Given request
Please quote the records verbatim, beginning at the start and stopping after the line that contains "x-tick-label: Aug-23 [832,1368,868,1482]", including both ends.

Spatial annotation entries
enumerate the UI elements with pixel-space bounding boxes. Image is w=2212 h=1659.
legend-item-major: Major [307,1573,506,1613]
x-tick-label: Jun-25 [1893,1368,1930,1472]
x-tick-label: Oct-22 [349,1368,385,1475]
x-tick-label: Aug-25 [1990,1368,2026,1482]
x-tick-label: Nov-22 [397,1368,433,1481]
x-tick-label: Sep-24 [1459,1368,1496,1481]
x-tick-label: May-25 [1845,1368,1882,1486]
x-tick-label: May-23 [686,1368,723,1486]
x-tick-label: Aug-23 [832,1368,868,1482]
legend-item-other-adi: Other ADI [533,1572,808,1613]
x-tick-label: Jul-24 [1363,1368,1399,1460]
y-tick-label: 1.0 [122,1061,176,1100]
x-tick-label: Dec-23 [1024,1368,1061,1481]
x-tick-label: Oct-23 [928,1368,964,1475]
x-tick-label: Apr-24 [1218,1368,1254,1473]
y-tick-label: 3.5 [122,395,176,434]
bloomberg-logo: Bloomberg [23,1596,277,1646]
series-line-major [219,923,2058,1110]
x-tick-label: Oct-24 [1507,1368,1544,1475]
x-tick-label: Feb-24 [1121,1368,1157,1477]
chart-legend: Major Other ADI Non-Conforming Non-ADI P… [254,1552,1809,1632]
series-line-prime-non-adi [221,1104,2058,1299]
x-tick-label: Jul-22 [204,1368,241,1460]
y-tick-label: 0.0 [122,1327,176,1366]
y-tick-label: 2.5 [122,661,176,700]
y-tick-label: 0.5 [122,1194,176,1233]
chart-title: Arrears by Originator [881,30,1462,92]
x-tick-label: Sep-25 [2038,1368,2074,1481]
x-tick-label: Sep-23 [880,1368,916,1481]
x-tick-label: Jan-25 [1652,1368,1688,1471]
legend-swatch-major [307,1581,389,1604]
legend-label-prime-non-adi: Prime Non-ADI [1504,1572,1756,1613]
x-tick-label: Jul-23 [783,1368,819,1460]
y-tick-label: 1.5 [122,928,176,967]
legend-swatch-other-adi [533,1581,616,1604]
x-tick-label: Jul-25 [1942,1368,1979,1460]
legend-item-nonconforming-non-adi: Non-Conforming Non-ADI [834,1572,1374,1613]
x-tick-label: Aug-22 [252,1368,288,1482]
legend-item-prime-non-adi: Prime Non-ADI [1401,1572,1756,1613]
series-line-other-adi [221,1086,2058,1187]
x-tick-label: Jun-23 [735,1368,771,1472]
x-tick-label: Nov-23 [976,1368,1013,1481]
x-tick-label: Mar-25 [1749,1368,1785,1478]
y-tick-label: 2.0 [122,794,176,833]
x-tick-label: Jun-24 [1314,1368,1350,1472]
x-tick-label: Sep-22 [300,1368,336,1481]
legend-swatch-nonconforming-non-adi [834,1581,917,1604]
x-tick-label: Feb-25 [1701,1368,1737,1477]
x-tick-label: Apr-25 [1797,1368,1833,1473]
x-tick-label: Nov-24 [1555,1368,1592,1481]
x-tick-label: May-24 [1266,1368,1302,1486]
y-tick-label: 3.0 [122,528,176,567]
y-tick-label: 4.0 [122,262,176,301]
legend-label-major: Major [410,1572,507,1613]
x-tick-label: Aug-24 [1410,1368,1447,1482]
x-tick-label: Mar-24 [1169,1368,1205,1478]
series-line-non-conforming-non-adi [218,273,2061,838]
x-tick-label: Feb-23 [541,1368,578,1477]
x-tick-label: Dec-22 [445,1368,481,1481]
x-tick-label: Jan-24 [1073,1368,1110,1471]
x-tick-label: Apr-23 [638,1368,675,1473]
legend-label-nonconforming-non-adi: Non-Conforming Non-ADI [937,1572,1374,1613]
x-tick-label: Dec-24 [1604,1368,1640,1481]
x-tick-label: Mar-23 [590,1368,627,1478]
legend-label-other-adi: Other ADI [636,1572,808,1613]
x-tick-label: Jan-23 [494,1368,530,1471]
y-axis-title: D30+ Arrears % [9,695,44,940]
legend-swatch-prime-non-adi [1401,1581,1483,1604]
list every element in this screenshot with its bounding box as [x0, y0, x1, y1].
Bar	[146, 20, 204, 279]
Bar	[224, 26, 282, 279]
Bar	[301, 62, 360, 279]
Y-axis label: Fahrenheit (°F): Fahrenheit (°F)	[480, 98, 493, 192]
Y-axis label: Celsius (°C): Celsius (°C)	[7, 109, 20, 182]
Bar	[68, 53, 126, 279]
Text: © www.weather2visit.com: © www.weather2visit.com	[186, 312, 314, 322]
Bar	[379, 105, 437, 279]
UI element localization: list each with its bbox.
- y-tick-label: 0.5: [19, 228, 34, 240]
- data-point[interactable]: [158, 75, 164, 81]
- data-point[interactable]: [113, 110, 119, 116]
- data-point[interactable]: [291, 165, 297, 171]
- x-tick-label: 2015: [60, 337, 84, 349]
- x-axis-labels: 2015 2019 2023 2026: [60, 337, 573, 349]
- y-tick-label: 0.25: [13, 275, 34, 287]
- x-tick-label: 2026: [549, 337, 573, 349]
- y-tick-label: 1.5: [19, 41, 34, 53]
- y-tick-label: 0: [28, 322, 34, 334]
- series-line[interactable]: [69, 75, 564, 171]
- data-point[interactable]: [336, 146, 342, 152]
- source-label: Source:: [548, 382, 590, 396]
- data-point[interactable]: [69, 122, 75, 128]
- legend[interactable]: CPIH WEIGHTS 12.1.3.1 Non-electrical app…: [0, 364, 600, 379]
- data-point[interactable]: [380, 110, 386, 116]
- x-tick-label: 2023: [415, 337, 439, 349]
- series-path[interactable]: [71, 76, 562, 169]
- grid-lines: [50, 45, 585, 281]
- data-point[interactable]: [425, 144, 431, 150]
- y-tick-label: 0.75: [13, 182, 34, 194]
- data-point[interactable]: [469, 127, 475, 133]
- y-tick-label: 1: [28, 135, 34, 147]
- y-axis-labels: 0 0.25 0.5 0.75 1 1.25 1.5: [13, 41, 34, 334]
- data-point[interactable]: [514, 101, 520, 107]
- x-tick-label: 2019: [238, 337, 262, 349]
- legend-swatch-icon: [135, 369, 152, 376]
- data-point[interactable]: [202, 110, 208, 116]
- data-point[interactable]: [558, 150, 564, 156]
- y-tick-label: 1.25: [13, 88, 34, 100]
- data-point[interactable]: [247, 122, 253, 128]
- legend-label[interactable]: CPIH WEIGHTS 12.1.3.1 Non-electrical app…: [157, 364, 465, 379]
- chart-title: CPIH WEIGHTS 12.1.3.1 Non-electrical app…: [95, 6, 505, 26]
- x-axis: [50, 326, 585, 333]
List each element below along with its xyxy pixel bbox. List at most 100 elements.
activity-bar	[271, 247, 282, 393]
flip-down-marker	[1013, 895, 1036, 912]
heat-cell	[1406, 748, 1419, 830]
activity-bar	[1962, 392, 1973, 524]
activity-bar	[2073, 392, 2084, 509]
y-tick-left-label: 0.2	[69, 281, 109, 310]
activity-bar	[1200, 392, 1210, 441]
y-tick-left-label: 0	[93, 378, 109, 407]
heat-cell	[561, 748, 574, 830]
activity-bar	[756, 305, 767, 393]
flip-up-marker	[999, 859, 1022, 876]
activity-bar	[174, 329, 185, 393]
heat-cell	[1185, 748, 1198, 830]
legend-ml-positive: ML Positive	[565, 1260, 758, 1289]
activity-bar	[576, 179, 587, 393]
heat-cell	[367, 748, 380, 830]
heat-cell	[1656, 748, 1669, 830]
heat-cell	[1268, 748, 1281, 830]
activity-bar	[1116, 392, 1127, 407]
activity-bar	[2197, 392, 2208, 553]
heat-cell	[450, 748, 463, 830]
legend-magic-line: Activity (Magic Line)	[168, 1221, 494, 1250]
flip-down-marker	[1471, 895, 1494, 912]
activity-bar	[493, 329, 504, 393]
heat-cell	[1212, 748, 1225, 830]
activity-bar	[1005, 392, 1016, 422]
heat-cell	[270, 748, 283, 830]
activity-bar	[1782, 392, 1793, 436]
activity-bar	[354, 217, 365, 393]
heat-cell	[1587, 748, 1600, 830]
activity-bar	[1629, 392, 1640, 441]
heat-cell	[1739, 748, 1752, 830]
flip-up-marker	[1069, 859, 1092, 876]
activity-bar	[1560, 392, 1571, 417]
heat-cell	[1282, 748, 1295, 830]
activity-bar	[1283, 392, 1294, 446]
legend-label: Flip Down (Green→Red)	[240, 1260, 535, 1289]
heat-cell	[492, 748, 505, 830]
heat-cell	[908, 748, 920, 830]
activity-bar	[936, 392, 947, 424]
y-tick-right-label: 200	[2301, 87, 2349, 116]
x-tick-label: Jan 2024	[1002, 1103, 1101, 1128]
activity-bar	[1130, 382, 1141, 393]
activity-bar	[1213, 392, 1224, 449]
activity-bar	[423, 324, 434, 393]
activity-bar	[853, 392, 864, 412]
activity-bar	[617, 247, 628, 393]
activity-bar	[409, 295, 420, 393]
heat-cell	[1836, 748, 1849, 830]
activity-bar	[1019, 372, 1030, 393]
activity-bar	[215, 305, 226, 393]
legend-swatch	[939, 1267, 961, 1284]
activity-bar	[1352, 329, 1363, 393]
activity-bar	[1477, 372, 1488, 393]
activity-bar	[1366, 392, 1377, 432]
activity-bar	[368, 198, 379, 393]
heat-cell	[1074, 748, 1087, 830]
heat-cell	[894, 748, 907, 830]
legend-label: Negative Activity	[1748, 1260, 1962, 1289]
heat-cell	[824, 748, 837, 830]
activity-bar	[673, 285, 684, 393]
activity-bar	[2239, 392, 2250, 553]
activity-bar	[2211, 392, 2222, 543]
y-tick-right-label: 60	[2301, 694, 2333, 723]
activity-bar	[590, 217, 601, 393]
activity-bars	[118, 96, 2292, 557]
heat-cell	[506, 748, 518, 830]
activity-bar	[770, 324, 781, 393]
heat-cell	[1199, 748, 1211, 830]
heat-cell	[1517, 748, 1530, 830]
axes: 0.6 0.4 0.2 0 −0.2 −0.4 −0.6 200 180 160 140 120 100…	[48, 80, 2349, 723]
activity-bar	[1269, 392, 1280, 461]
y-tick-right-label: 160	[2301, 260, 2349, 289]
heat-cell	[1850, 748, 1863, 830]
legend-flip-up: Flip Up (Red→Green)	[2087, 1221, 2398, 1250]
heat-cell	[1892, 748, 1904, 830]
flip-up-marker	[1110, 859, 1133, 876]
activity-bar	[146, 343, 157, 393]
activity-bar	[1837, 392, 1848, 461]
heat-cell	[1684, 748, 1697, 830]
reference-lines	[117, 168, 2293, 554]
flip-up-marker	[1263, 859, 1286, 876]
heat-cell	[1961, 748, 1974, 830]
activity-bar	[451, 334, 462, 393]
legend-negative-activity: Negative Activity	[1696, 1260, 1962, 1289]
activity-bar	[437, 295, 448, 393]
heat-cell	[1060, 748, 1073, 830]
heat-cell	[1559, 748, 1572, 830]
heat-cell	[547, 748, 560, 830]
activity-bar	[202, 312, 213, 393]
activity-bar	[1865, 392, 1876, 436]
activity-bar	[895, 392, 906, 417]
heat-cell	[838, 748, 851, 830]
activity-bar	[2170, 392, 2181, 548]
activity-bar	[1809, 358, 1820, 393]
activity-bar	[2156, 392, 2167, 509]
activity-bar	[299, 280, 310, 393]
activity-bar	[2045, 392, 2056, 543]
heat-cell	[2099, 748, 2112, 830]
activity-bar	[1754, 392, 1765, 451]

Reply to the exercise
enumerate the UI elements with pixel-space bounding boxes. Image is w=2212 h=1659.
legend-item-major: Major [307,1573,506,1613]
x-tick-label: Jun-25 [1893,1368,1930,1472]
x-tick-label: Oct-22 [349,1368,385,1475]
x-tick-label: Aug-25 [1990,1368,2026,1482]
x-tick-label: Nov-22 [397,1368,433,1481]
x-tick-label: Sep-24 [1459,1368,1496,1481]
x-tick-label: May-25 [1845,1368,1882,1486]
x-tick-label: May-23 [686,1368,723,1486]
x-tick-label: Aug-23 [832,1368,868,1482]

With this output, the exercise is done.